# start of Source data

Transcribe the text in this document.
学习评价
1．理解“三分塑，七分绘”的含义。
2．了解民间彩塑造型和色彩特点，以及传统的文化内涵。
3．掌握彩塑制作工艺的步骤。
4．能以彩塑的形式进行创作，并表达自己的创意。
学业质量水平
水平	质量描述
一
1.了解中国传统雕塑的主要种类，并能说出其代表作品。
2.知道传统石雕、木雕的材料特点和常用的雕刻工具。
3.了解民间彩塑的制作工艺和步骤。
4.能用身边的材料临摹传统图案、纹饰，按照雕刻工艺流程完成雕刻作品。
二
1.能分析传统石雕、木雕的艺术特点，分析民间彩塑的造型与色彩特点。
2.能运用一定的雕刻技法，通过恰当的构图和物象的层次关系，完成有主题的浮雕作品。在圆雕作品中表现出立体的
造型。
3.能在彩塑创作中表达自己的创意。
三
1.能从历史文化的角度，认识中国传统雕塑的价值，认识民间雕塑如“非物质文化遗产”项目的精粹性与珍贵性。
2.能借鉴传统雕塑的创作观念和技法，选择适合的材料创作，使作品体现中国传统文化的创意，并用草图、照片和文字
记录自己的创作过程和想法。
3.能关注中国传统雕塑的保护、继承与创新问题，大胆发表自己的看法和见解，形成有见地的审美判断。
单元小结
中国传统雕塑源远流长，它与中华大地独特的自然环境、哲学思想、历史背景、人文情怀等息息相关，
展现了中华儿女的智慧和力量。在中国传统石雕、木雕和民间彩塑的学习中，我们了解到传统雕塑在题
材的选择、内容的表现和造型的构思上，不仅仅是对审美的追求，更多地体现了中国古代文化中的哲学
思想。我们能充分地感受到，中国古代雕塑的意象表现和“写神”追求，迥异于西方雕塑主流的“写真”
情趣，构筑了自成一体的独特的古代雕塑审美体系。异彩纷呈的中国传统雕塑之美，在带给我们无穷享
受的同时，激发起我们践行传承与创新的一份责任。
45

# end of Source data

• **Problem**
Reproduce the material precisely, including every line.

• **Worked solution**
Transcribe the text in this document.
学习评价
1．理解“三分塑，七分绘”的含义。
2．了解民间彩塑造型和色彩特点，以及传统的文化内涵。
3．掌握彩塑制作工艺的步骤。
4．能以彩塑的形式进行创作，并表达自己的创意。
学业质量水平
水平	质量描述
一
1.了解中国传统雕塑的主要种类，并能说出其代表作品。
2.知道传统石雕、木雕的材料特点和常用的雕刻工具。
3.了解民间彩塑的制作工艺和步骤。
4.能用身边的材料临摹传统图案、纹饰，按照雕刻工艺流程完成雕刻作品。
二
1.能分析传统石雕、木雕的艺术特点，分析民间彩塑的造型与色彩特点。
2.能运用一定的雕刻技法，通过恰当的构图和物象的层次关系，完成有主题的浮雕作品。在圆雕作品中表现出立体的
造型。
3.能在彩塑创作中表达自己的创意。
三
1.能从历史文化的角度，认识中国传统雕塑的价值，认识民间雕塑如“非物质文化遗产”项目的精粹性与珍贵性。
2.能借鉴传统雕塑的创作观念和技法，选择适合的材料创作，使作品体现中国传统文化的创意，并用草图、照片和文字
记录自己的创作过程和想法。
3.能关注中国传统雕塑的保护、继承与创新问题，大胆发表自己的看法和见解，形成有见地的审美判断。
单元小结
中国传统雕塑源远流长，它与中华大地独特的自然环境、哲学思想、历史背景、人文情怀等息息相关，
展现了中华儿女的智慧和力量。在中国传统石雕、木雕和民间彩塑的学习中，我们了解到传统雕塑在题
材的选择、内容的表现和造型的构思上，不仅仅是对审美的追求，更多地体现了中国古代文化中的哲学
思想。我们能充分地感受到，中国古代雕塑的意象表现和“写神”追求，迥异于西方雕塑主流的“写真”
情趣，构筑了自成一体的独特的古代雕塑审美体系。异彩纷呈的中国传统雕塑之美，在带给我们无穷享
受的同时，激发起我们践行传承与创新的一份责任。
45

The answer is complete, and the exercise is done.